**DO THIS**
Restate each entry word for word, leaving nothing out.

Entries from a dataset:
--

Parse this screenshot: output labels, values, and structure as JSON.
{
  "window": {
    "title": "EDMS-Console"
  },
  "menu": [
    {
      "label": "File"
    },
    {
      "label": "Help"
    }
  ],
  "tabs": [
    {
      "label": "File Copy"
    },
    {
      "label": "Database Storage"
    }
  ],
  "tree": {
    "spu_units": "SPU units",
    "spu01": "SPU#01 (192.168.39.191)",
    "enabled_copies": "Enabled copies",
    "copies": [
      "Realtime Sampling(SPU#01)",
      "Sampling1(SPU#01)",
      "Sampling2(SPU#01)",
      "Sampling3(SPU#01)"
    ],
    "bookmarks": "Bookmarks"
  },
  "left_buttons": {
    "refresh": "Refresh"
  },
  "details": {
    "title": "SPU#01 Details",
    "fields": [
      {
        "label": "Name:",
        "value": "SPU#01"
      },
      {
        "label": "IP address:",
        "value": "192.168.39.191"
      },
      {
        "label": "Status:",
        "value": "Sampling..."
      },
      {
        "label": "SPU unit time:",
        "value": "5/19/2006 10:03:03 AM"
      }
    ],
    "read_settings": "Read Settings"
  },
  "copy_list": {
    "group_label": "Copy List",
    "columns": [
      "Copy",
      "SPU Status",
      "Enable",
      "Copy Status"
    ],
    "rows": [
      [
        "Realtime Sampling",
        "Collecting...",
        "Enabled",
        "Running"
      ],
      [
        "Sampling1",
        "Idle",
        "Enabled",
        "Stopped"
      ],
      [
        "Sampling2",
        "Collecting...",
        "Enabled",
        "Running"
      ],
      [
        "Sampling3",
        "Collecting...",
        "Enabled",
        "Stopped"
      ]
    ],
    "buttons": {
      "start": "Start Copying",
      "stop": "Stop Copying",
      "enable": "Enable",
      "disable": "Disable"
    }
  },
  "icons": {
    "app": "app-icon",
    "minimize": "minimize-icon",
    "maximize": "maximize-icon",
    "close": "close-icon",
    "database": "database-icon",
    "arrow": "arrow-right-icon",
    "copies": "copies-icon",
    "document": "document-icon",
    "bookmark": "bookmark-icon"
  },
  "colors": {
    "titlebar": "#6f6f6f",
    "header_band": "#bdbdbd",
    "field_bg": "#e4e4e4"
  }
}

--

**SOLUTION TO THIS PROBLEM**
Parse this screenshot: output labels, values, and structure as JSON.
{
  "window": {
    "title": "EDMS-Console"
  },
  "menu": [
    {
      "label": "File"
    },
    {
      "label": "Help"
    }
  ],
  "tabs": [
    {
      "label": "File Copy"
    },
    {
      "label": "Database Storage"
    }
  ],
  "tree": {
    "spu_units": "SPU units",
    "spu01": "SPU#01 (192.168.39.191)",
    "enabled_copies": "Enabled copies",
    "copies": [
      "Realtime Sampling(SPU#01)",
      "Sampling1(SPU#01)",
      "Sampling2(SPU#01)",
      "Sampling3(SPU#01)"
    ],
    "bookmarks": "Bookmarks"
  },
  "left_buttons": {
    "refresh": "Refresh"
  },
  "details": {
    "title": "SPU#01 Details",
    "fields": [
      {
        "label": "Name:",
        "value": "SPU#01"
      },
      {
        "label": "IP address:",
        "value": "192.168.39.191"
      },
      {
        "label": "Status:",
        "value": "Sampling..."
      },
      {
        "label": "SPU unit time:",
        "value": "5/19/2006 10:03:03 AM"
      }
    ],
    "read_settings": "Read Settings"
  },
  "copy_list": {
    "group_label": "Copy List",
    "columns": [
      "Copy",
      "SPU Status",
      "Enable",
      "Copy Status"
    ],
    "rows": [
      [
        "Realtime Sampling",
        "Collecting...",
        "Enabled",
        "Running"
      ],
      [
        "Sampling1",
        "Idle",
        "Enabled",
        "Stopped"
      ],
      [
        "Sampling2",
        "Collecting...",
        "Enabled",
        "Running"
      ],
      [
        "Sampling3",
        "Collecting...",
        "Enabled",
        "Stopped"
      ]
    ],
    "buttons": {
      "start": "Start Copying",
      "stop": "Stop Copying",
      "enable": "Enable",
      "disable": "Disable"
    }
  },
  "icons": {
    "app": "app-icon",
    "minimize": "minimize-icon",
    "maximize": "maximize-icon",
    "close": "close-icon",
    "database": "database-icon",
    "arrow": "arrow-right-icon",
    "copies": "copies-icon",
    "document": "document-icon",
    "bookmark": "bookmark-icon"
  },
  "colors": {
    "titlebar": "#6f6f6f",
    "header_band": "#bdbdbd",
    "field_bg": "#e4e4e4"
  }
}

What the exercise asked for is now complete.